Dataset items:
=-=-=

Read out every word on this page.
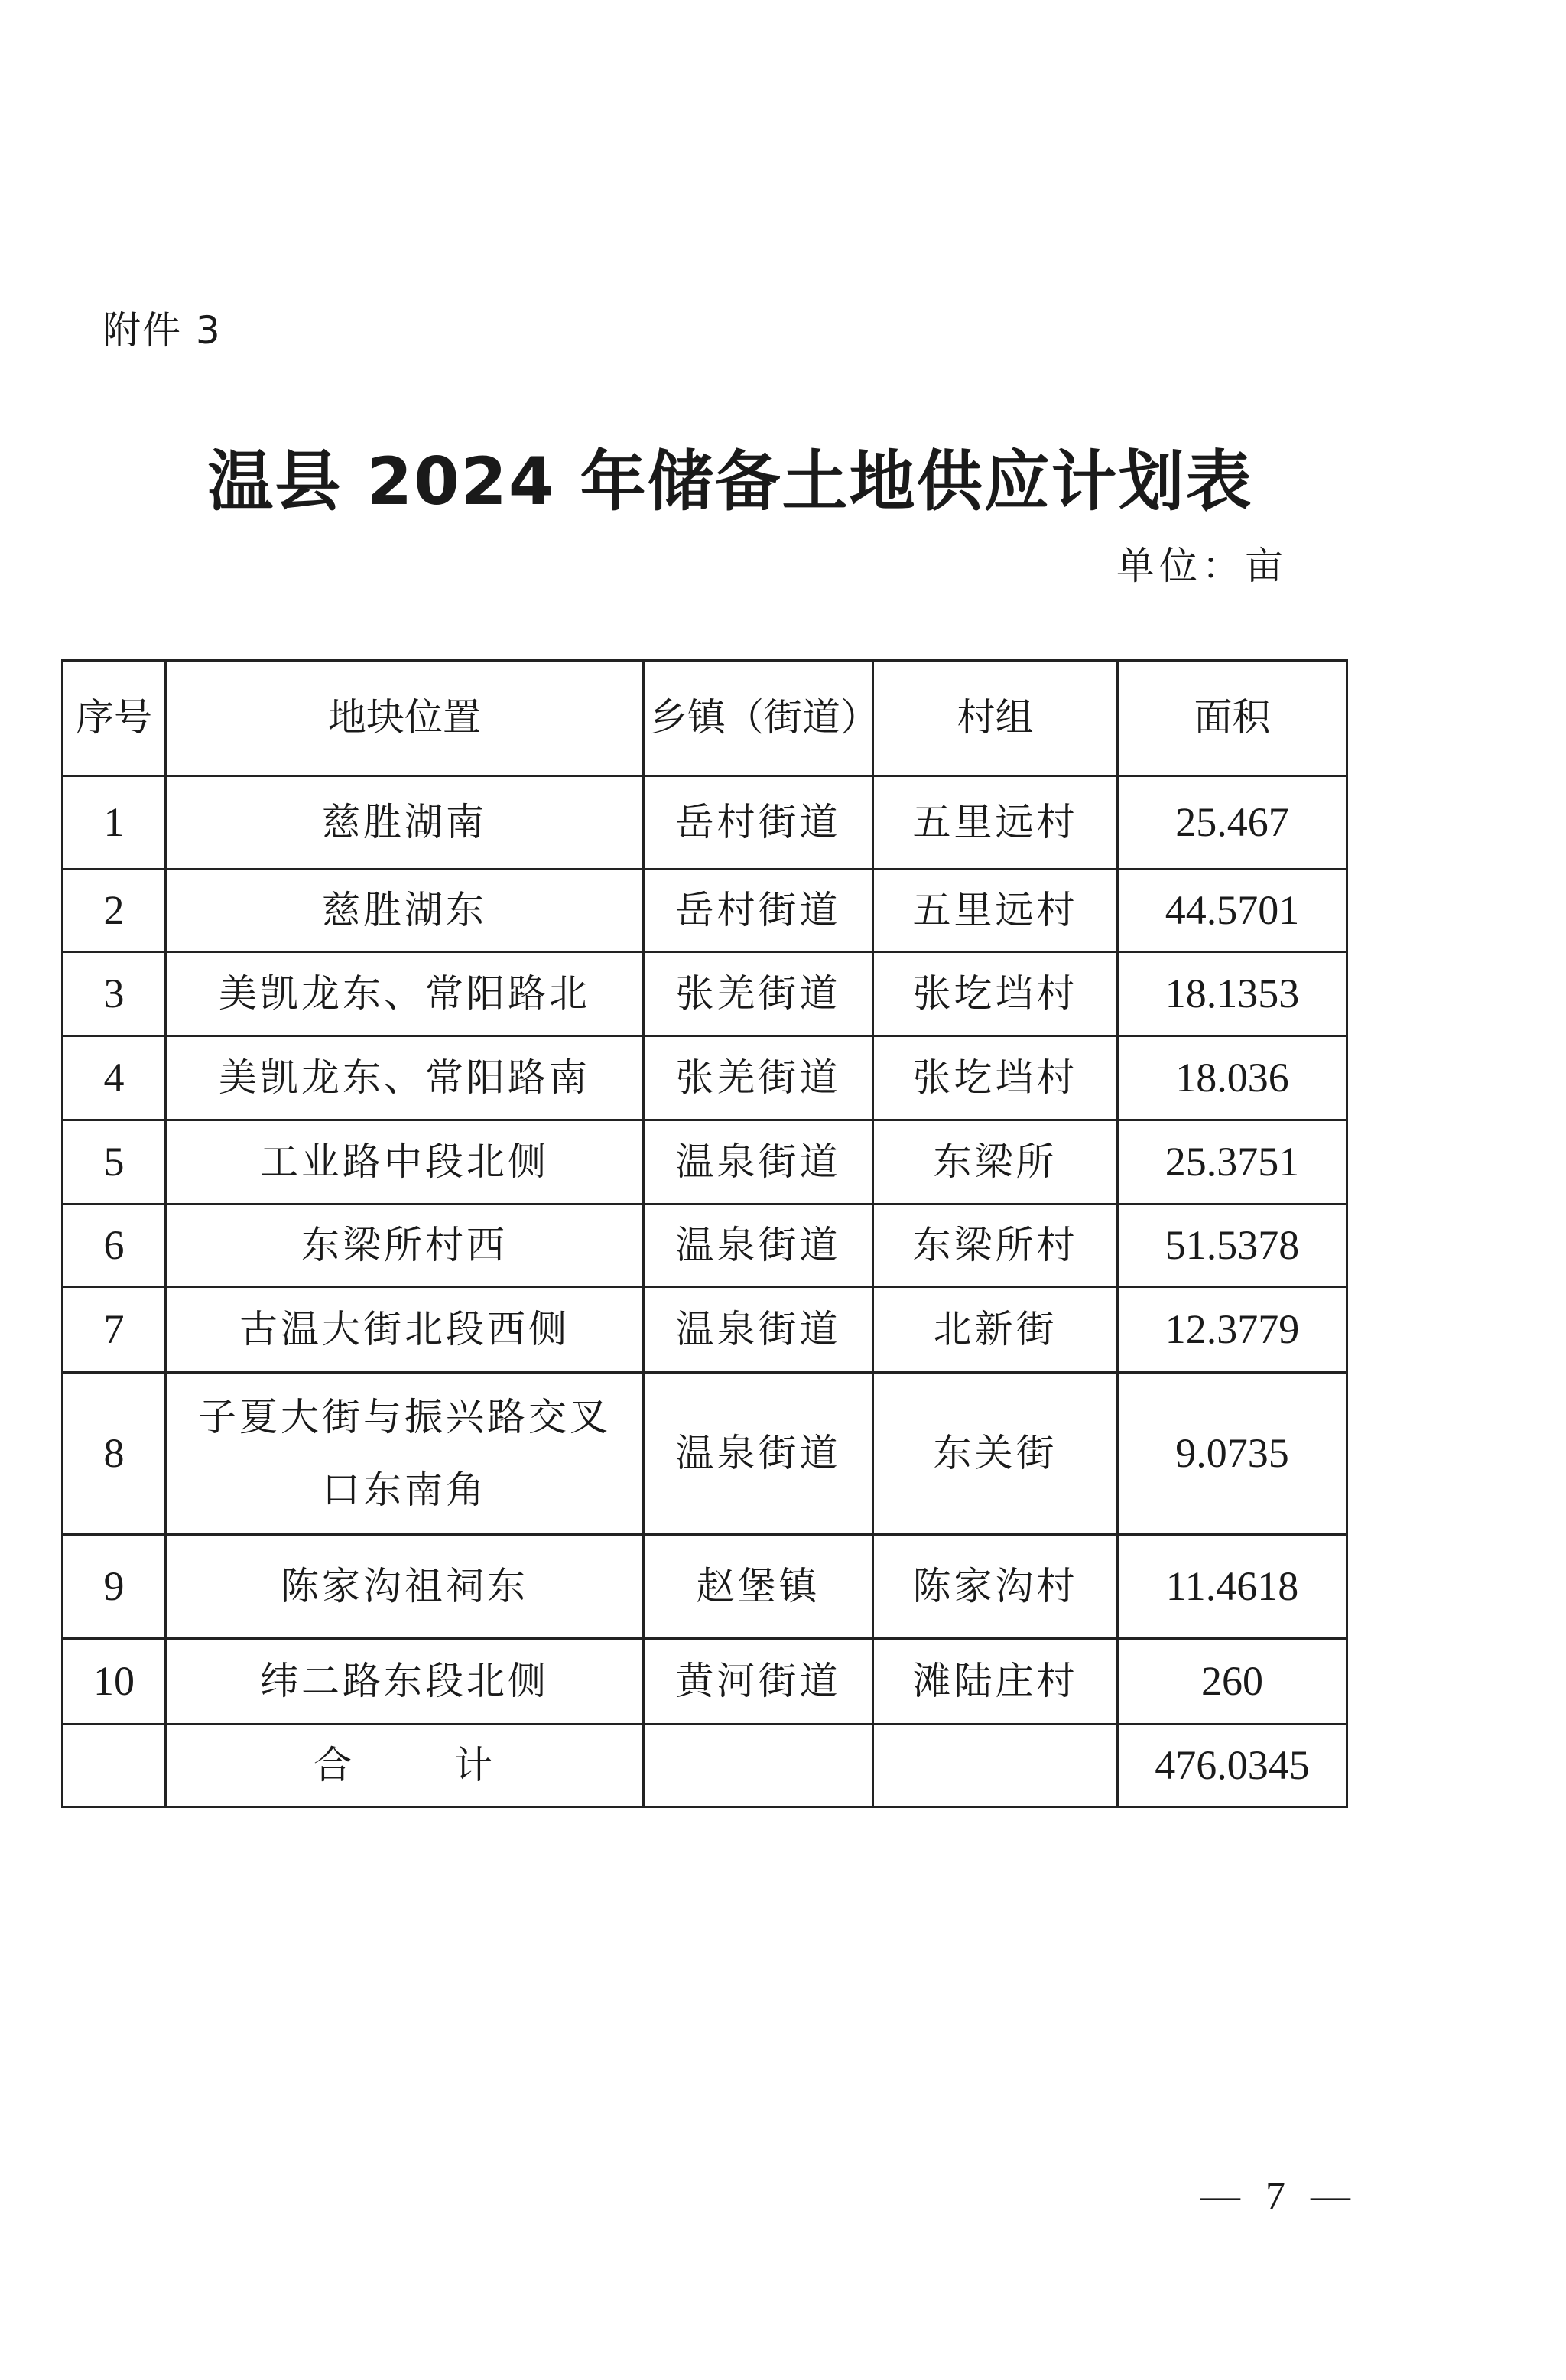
附件 3
温县 2024 年储备土地供应计划表
单位：亩
序号	地块位置	乡镇（街道）	村组	面积
1	慈胜湖南	岳村街道	五里远村	25.467
2	慈胜湖东	岳村街道	五里远村	44.5701
3	美凯龙东、常阳路北	张羌街道	张圪垱村	18.1353
4	美凯龙东、常阳路南	张羌街道	张圪垱村	18.036
5	工业路中段北侧	温泉街道	东梁所	25.3751
6	东梁所村西	温泉街道	东梁所村	51.5378
7	古温大街北段西侧	温泉街道	北新街	12.3779
8	子夏大街与振兴路交叉口东南角	温泉街道	东关街	9.0735
9	陈家沟祖祠东	赵堡镇	陈家沟村	11.4618
10	纬二路东段北侧	黄河街道	滩陆庄村	260
	合 计			476.0345
— 7 —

=-=-=

(Problem to solve):
Leave out the pictures and copy the rest of the material above exactly.

(Expected output):
Read out every word on this page.
附件 3
温县 2024 年储备土地供应计划表
单位：亩
序号	地块位置	乡镇（街道）	村组	面积
1	慈胜湖南	岳村街道	五里远村	25.467
2	慈胜湖东	岳村街道	五里远村	44.5701
3	美凯龙东、常阳路北	张羌街道	张圪垱村	18.1353
4	美凯龙东、常阳路南	张羌街道	张圪垱村	18.036
5	工业路中段北侧	温泉街道	东梁所	25.3751
6	东梁所村西	温泉街道	东梁所村	51.5378
7	古温大街北段西侧	温泉街道	北新街	12.3779
8	子夏大街与振兴路交叉口东南角	温泉街道	东关街	9.0735
9	陈家沟祖祠东	赵堡镇	陈家沟村	11.4618
10	纬二路东段北侧	黄河街道	滩陆庄村	260
	合 计			476.0345
— 7 —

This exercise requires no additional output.